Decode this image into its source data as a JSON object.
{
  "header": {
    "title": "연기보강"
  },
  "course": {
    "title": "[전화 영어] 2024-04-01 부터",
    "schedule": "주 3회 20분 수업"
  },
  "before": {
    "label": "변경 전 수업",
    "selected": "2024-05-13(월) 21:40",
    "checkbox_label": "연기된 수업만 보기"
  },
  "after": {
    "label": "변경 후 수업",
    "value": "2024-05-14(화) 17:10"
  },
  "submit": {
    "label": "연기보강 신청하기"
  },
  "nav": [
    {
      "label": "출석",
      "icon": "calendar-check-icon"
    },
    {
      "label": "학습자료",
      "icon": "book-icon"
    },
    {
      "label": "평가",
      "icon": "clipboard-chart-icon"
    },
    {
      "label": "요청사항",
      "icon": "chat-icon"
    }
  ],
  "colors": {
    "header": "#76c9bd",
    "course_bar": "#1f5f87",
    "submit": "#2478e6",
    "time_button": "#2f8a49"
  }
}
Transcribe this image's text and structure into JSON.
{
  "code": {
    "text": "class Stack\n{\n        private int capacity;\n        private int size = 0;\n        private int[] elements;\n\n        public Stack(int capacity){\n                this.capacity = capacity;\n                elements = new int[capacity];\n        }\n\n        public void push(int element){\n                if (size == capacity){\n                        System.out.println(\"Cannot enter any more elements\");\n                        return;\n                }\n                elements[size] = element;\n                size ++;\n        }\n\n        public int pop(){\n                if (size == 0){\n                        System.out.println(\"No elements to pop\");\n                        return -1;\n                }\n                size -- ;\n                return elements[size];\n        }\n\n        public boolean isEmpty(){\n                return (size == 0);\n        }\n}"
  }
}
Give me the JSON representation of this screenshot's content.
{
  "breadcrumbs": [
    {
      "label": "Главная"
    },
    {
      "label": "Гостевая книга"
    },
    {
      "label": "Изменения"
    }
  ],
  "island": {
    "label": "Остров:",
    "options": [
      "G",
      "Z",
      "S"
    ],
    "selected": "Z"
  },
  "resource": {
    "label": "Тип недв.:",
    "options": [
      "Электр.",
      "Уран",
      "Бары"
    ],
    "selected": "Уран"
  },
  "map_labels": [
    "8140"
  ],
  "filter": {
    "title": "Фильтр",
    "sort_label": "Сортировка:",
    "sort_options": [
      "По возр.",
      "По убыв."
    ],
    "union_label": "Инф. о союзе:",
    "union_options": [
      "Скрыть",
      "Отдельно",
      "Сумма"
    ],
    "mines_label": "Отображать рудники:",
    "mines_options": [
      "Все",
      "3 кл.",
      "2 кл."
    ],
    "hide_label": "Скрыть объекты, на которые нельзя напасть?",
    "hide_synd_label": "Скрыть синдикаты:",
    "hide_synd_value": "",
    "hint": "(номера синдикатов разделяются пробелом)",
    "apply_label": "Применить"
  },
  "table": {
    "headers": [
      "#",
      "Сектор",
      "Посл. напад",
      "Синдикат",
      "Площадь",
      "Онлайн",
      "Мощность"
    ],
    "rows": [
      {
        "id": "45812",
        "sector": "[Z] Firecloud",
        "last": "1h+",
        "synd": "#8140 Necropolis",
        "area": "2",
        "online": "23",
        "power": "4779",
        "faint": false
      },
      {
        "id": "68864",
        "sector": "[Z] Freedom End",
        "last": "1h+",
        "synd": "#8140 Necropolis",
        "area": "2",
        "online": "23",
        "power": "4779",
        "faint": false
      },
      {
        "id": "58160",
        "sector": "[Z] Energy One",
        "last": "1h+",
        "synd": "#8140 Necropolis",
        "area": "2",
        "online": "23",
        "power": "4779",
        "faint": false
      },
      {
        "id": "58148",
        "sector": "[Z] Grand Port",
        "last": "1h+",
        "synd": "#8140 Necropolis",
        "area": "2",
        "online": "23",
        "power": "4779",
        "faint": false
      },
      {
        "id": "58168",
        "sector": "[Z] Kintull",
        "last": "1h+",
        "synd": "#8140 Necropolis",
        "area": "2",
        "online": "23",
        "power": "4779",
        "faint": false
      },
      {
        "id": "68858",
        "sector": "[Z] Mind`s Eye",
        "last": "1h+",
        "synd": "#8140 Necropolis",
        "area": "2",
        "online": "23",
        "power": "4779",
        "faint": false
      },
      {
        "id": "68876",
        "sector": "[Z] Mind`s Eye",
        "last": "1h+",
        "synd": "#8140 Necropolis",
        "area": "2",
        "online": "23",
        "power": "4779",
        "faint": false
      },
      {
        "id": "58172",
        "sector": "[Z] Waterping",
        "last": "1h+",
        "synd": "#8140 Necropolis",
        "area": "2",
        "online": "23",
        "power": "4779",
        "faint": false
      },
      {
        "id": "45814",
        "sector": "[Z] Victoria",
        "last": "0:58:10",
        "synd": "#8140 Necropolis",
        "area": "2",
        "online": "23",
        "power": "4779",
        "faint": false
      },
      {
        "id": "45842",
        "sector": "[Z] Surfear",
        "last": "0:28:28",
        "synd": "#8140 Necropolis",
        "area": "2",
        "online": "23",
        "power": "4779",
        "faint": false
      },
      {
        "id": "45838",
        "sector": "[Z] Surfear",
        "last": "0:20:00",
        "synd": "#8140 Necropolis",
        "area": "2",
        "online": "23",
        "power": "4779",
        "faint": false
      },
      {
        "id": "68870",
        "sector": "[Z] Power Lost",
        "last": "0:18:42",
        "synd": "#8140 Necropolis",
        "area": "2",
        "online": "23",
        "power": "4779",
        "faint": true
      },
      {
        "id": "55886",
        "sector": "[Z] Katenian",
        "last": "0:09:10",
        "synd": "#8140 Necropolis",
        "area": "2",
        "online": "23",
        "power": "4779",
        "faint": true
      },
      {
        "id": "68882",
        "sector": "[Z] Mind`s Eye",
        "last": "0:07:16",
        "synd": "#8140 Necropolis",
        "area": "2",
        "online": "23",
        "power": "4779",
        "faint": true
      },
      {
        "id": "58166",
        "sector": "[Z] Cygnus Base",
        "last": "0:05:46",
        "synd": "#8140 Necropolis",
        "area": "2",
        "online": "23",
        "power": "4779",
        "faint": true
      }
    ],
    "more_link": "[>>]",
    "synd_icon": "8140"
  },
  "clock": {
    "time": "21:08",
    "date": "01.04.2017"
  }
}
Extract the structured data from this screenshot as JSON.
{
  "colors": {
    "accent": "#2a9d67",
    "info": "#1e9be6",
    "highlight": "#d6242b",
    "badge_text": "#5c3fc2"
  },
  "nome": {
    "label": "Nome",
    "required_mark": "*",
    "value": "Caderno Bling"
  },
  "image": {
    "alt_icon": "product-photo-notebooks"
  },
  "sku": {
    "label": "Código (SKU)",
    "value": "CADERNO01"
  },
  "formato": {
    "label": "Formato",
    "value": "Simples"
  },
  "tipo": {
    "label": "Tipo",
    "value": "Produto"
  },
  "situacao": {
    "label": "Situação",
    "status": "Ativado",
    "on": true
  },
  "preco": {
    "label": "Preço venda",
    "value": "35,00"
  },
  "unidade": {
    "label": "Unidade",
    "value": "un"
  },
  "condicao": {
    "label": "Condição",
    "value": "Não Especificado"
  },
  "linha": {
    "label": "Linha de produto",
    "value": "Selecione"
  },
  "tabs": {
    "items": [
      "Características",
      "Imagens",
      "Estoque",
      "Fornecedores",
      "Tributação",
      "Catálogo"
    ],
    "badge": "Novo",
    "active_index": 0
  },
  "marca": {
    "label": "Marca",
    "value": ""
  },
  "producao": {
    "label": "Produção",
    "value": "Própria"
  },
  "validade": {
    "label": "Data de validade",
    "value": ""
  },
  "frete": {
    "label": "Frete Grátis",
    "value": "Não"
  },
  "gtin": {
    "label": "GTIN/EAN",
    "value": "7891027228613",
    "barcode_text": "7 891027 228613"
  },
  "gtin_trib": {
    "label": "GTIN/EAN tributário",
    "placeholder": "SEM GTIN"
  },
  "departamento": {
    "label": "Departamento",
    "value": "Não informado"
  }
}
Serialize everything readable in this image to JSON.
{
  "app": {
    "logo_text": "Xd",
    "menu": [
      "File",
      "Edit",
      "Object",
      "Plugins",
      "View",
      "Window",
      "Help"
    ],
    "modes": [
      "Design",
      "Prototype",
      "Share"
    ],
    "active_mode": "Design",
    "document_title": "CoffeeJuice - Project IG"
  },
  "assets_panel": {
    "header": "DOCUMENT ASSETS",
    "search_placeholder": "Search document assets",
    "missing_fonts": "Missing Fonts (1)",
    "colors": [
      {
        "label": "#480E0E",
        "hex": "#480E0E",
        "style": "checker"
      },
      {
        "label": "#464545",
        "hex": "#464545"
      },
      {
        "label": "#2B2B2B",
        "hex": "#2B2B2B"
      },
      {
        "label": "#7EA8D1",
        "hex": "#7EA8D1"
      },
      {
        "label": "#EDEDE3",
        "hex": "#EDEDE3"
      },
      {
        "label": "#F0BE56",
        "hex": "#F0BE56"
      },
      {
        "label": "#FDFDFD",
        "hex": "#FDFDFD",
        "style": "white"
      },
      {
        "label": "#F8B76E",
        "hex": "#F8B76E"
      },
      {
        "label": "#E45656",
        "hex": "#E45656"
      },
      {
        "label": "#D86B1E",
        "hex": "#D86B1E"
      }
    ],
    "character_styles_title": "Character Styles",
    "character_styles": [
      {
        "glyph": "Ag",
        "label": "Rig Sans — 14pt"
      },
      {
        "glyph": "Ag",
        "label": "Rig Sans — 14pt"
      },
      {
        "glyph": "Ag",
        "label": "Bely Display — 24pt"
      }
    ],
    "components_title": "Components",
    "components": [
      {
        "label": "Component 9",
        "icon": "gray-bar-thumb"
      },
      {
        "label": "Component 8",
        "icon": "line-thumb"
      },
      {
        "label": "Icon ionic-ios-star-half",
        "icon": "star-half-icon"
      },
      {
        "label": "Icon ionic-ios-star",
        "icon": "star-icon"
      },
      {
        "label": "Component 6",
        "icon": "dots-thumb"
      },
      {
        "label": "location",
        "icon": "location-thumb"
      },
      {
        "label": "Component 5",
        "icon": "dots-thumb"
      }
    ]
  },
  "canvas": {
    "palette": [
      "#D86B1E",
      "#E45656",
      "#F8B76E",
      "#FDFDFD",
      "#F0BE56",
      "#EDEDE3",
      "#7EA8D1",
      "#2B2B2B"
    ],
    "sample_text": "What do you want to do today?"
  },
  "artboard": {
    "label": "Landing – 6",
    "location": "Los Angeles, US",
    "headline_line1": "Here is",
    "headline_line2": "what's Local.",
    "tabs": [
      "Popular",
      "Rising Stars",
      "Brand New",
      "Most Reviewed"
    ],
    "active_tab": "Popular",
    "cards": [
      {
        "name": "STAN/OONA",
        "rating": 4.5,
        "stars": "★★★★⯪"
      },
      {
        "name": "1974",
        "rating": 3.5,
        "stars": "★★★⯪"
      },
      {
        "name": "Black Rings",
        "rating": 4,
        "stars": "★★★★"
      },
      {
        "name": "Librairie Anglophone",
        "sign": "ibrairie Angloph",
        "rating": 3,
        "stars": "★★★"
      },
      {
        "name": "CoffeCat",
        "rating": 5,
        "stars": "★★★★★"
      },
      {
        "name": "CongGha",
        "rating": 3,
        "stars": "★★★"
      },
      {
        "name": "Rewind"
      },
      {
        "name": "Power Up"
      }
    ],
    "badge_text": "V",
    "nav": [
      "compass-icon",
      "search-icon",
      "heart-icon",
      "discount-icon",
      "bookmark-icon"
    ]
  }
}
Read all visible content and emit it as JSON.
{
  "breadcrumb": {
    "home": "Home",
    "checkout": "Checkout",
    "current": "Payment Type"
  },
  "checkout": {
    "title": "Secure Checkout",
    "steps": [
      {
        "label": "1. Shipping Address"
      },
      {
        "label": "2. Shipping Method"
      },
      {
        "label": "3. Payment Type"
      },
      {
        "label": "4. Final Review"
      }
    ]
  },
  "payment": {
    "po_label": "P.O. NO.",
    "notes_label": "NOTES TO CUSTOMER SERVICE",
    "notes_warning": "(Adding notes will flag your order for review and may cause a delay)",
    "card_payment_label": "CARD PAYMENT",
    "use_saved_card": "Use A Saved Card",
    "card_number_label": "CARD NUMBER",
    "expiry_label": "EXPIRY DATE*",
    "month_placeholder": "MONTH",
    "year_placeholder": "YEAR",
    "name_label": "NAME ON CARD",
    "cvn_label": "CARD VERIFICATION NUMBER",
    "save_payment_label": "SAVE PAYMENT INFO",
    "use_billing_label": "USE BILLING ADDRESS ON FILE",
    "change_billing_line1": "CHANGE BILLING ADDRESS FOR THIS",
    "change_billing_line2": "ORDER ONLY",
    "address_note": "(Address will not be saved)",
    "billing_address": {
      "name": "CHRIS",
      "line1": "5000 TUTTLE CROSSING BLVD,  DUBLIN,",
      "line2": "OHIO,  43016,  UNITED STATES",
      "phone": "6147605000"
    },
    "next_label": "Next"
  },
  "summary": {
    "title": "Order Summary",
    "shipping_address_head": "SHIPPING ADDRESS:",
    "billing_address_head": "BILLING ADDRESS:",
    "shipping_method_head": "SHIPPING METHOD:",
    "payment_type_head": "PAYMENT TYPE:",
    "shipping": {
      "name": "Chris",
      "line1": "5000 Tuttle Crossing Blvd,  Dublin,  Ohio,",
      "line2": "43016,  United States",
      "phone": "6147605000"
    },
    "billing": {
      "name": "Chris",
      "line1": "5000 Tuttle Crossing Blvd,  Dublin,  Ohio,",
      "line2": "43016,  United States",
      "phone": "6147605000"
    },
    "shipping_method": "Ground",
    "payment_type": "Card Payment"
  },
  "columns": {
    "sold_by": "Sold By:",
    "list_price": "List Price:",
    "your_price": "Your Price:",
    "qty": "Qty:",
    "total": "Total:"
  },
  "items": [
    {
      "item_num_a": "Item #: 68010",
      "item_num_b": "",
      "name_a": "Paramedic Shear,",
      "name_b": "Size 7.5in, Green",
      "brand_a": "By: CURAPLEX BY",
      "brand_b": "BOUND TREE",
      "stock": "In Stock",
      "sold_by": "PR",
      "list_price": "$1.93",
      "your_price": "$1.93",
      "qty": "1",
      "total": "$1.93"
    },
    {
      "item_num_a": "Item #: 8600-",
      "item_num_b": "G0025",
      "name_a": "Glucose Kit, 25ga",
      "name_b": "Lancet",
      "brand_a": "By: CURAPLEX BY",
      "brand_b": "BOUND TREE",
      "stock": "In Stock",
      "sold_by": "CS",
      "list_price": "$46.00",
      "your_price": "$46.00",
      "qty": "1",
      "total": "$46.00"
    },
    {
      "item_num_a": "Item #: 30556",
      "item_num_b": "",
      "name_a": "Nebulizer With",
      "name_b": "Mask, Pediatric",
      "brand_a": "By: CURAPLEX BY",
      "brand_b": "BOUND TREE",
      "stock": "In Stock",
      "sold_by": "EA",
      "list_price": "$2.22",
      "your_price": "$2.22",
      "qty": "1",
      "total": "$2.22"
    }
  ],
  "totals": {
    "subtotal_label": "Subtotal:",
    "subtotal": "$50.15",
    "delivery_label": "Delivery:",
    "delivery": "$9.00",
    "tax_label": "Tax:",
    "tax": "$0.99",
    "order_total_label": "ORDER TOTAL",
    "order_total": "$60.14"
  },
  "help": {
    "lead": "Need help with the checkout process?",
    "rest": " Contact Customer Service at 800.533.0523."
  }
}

What you are asked to do:
Say how many lines in the records hold the string "selected", and say nothing else.

Written solution:
3